*Exercise instructions*: In the listing that follows, how many lines contain "this"? Give the number only.

Saved data entries
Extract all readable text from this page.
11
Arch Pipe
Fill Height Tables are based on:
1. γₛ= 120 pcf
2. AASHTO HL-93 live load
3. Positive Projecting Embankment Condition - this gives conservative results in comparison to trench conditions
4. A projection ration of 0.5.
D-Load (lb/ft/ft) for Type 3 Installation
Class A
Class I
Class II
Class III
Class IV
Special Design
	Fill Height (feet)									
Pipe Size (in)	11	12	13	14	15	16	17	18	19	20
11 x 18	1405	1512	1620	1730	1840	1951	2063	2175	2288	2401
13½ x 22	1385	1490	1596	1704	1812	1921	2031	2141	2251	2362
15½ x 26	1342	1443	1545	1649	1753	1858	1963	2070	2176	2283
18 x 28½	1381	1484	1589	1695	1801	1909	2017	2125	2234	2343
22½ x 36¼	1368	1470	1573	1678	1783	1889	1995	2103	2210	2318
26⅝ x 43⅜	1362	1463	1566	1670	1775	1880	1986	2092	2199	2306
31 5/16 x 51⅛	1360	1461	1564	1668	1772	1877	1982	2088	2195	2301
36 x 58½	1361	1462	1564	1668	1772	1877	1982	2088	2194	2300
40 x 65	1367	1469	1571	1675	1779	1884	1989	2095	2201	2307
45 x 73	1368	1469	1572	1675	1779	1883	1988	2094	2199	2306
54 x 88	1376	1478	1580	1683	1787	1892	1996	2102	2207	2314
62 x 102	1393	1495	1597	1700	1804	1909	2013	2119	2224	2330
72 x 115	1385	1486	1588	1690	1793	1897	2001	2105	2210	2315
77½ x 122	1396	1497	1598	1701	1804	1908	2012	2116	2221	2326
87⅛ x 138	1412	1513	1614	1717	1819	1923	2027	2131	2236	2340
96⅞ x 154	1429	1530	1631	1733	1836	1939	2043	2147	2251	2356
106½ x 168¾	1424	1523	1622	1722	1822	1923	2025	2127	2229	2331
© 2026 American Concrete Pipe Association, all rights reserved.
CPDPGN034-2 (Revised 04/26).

*Result of the task*: 2